Rows from a figure dataset:
((
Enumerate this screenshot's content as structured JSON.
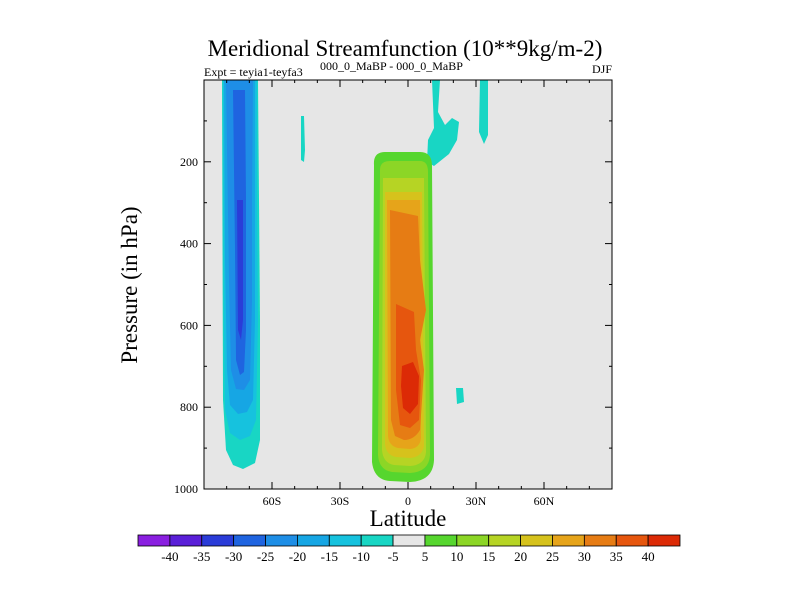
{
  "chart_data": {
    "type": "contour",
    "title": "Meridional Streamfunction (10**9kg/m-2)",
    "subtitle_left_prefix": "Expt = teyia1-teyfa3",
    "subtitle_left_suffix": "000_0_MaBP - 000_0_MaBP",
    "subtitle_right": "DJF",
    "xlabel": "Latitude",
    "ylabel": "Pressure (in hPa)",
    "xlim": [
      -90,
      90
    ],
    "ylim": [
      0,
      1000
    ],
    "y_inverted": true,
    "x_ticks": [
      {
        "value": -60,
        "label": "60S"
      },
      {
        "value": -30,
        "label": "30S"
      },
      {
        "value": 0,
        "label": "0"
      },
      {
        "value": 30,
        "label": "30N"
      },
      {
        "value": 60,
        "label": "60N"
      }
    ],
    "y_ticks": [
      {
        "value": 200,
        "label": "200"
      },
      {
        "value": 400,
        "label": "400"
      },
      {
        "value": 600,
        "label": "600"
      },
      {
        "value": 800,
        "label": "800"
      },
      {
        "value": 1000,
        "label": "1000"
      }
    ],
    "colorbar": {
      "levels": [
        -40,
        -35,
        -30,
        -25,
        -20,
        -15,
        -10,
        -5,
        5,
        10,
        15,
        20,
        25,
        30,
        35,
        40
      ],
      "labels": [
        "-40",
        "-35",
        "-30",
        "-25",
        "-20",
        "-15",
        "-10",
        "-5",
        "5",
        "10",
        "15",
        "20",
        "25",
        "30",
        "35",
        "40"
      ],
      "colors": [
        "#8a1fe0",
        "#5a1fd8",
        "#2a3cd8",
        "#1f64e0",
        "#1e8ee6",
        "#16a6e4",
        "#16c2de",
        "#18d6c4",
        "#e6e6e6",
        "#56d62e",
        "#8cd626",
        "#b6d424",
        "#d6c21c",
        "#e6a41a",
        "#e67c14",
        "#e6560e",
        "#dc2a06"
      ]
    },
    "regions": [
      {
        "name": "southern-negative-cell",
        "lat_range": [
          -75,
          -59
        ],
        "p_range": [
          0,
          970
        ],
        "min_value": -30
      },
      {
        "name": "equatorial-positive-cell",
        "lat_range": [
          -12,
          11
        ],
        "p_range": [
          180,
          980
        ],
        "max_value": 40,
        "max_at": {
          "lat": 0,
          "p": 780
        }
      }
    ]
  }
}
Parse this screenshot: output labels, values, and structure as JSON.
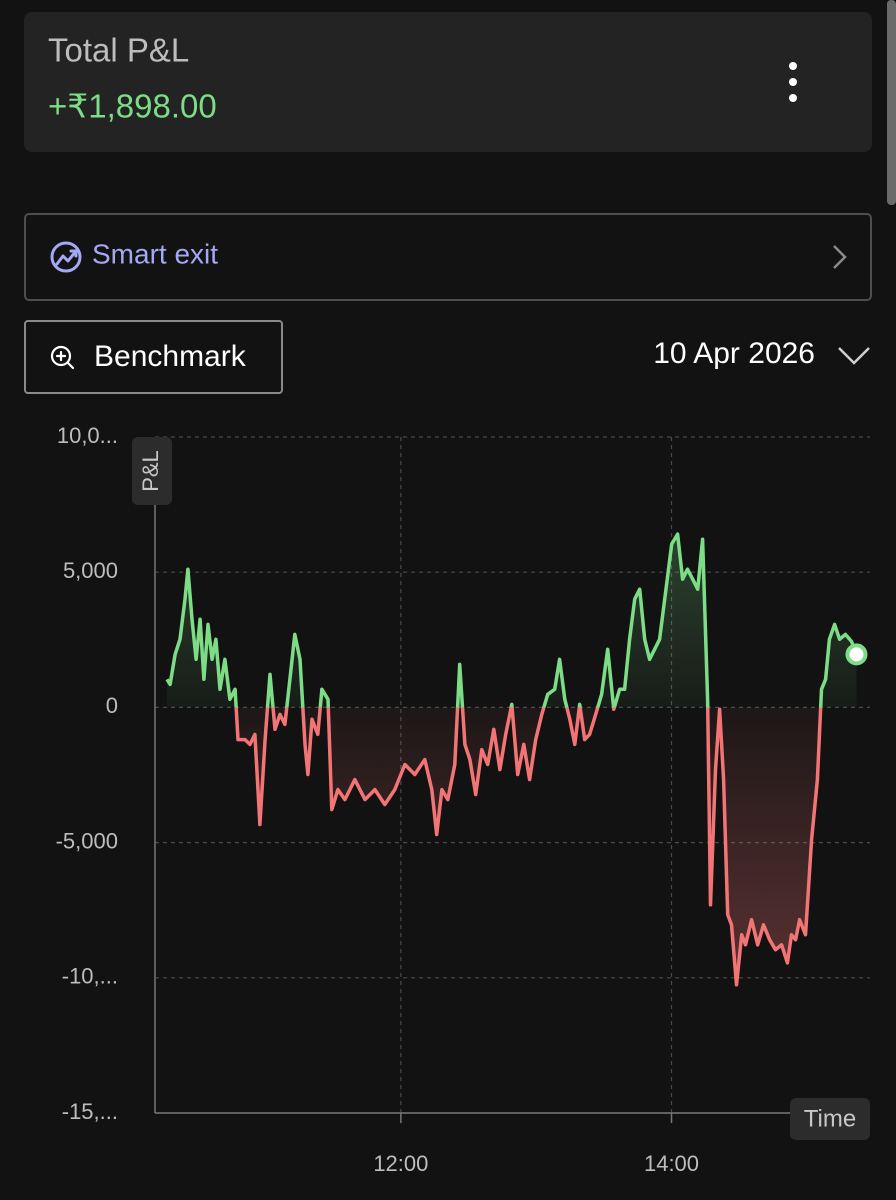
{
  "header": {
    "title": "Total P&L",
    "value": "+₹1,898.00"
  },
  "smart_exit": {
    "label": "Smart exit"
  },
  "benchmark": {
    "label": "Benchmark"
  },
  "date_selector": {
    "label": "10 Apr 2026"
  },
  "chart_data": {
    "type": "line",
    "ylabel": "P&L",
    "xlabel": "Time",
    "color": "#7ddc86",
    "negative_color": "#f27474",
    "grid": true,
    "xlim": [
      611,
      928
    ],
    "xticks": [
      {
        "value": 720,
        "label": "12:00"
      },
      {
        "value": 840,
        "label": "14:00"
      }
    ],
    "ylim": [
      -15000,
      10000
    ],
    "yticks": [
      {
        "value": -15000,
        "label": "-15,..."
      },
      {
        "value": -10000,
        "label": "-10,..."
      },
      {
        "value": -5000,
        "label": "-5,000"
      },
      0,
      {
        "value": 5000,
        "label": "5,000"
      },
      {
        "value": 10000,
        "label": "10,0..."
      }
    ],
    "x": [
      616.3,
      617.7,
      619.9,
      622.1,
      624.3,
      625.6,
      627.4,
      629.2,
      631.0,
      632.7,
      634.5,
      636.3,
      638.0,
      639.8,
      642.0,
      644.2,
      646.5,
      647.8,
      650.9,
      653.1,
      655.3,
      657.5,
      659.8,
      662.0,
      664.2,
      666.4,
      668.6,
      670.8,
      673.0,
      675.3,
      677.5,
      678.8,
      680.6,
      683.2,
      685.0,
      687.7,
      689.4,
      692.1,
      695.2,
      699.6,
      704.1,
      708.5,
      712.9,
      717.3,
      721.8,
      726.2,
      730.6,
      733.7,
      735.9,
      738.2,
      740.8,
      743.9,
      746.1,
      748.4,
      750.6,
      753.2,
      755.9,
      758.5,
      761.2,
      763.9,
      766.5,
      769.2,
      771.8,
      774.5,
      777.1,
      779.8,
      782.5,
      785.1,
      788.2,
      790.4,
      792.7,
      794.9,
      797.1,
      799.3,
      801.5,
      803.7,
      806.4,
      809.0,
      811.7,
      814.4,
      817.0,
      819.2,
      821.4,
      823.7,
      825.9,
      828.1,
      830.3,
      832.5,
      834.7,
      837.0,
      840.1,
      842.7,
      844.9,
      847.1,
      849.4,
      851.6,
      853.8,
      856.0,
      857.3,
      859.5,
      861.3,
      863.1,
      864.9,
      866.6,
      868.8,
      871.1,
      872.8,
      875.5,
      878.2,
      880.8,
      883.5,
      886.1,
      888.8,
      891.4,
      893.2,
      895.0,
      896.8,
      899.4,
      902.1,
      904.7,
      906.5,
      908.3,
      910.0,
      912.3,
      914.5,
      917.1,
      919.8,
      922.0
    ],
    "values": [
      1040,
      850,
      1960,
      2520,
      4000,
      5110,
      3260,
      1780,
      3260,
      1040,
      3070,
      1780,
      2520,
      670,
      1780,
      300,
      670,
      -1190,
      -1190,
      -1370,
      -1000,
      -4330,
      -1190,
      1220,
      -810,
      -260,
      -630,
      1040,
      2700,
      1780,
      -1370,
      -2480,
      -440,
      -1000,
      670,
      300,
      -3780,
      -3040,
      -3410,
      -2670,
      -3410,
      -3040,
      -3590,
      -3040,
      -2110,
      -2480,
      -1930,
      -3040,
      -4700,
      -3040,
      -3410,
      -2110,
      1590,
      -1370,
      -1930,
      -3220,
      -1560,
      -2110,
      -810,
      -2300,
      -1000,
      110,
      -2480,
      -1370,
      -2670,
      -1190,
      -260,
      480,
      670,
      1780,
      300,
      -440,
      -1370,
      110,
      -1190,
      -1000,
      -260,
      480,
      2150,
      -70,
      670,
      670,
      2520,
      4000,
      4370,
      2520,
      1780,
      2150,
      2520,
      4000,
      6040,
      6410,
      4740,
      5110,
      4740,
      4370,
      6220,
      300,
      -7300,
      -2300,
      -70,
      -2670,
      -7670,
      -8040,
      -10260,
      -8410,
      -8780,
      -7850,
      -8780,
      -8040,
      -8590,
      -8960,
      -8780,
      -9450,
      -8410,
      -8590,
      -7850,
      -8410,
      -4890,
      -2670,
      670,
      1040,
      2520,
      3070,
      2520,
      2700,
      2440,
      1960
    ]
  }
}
))
STATED TASK.
Show every line that contains the word "labels".

RESPONSE.
      "labels": [
Parse this screenshot: output labels, values, and structure as JSON.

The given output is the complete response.